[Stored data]
━━━━━━━━━━━━━━━━━━━━
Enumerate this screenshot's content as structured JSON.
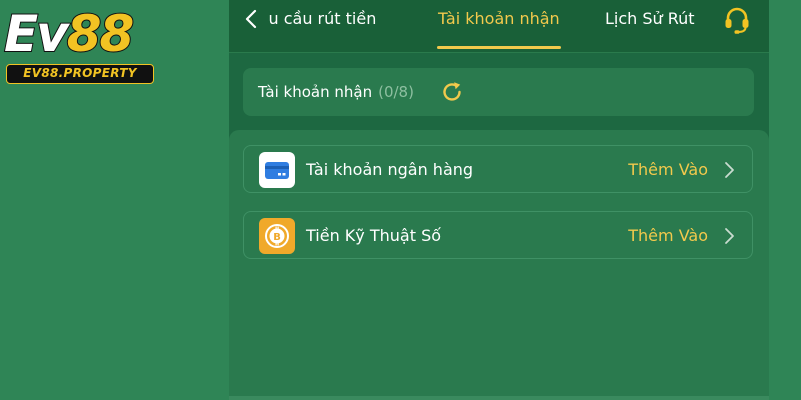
{
  "logo": {
    "word_prefix": "Ev",
    "word_number": "88",
    "domain": "EV88.PROPERTY"
  },
  "nav": {
    "tabs": [
      {
        "label": "Yêu cầu rút tiền",
        "visible_label": "u cầu rút tiền",
        "active": false
      },
      {
        "label": "Tài khoản nhận",
        "active": true
      },
      {
        "label": "Lịch Sử Rút",
        "active": false
      }
    ],
    "back_icon": "chevron-left-icon",
    "support_icon": "headset-icon"
  },
  "account_header": {
    "label": "Tài khoản nhận",
    "count": "(0/8)",
    "refresh_icon": "refresh-icon"
  },
  "options": [
    {
      "label": "Tài khoản ngân hàng",
      "action": "Thêm Vào",
      "icon": "bank-card-icon"
    },
    {
      "label": "Tiền Kỹ Thuật Số",
      "action": "Thêm Vào",
      "icon": "bitcoin-icon"
    }
  ],
  "colors": {
    "background": "#2f8556",
    "panel": "#1d6841",
    "card": "#2a7a4e",
    "accent": "#f2c94c",
    "logo_yellow": "#f2c323"
  }
}
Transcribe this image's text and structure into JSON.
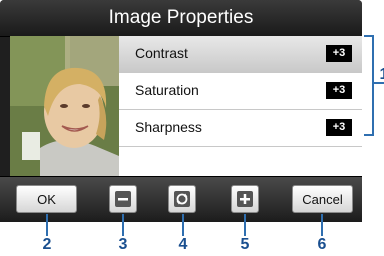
{
  "window": {
    "title": "Image Properties"
  },
  "properties": [
    {
      "label": "Contrast",
      "value": "+3",
      "selected": true
    },
    {
      "label": "Saturation",
      "value": "+3",
      "selected": false
    },
    {
      "label": "Sharpness",
      "value": "+3",
      "selected": false
    }
  ],
  "toolbar": {
    "ok_label": "OK",
    "cancel_label": "Cancel",
    "decrease_icon": "minus-icon",
    "reset_icon": "refresh-icon",
    "increase_icon": "plus-icon"
  },
  "callouts": [
    "1",
    "2",
    "3",
    "4",
    "5",
    "6"
  ],
  "colors": {
    "accent": "#2f6fb0",
    "callout_text": "#1a4f8f",
    "selected_row": "#d4d4d4"
  }
}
━━━━━━━━━━━━━━━━━━━━
* _AIM_: Every line of the data above should be quoted exactly. Omit the pictures.

* _WORKED ANSWER_:
Enumerate this screenshot's content as structured JSON.
{
  "logo": {
    "word_prefix": "Ev",
    "word_number": "88",
    "domain": "EV88.PROPERTY"
  },
  "nav": {
    "tabs": [
      {
        "label": "Yêu cầu rút tiền",
        "visible_label": "u cầu rút tiền",
        "active": false
      },
      {
        "label": "Tài khoản nhận",
        "active": true
      },
      {
        "label": "Lịch Sử Rút",
        "active": false
      }
    ],
    "back_icon": "chevron-left-icon",
    "support_icon": "headset-icon"
  },
  "account_header": {
    "label": "Tài khoản nhận",
    "count": "(0/8)",
    "refresh_icon": "refresh-icon"
  },
  "options": [
    {
      "label": "Tài khoản ngân hàng",
      "action": "Thêm Vào",
      "icon": "bank-card-icon"
    },
    {
      "label": "Tiền Kỹ Thuật Số",
      "action": "Thêm Vào",
      "icon": "bitcoin-icon"
    }
  ],
  "colors": {
    "background": "#2f8556",
    "panel": "#1d6841",
    "card": "#2a7a4e",
    "accent": "#f2c94c",
    "logo_yellow": "#f2c323"
  }
}
Transcribe this image's text and structure into JSON.
{
  "window": {
    "title": "Image Properties"
  },
  "properties": [
    {
      "label": "Contrast",
      "value": "+3",
      "selected": true
    },
    {
      "label": "Saturation",
      "value": "+3",
      "selected": false
    },
    {
      "label": "Sharpness",
      "value": "+3",
      "selected": false
    }
  ],
  "toolbar": {
    "ok_label": "OK",
    "cancel_label": "Cancel",
    "decrease_icon": "minus-icon",
    "reset_icon": "refresh-icon",
    "increase_icon": "plus-icon"
  },
  "callouts": [
    "1",
    "2",
    "3",
    "4",
    "5",
    "6"
  ],
  "colors": {
    "accent": "#2f6fb0",
    "callout_text": "#1a4f8f",
    "selected_row": "#d4d4d4"
  }
}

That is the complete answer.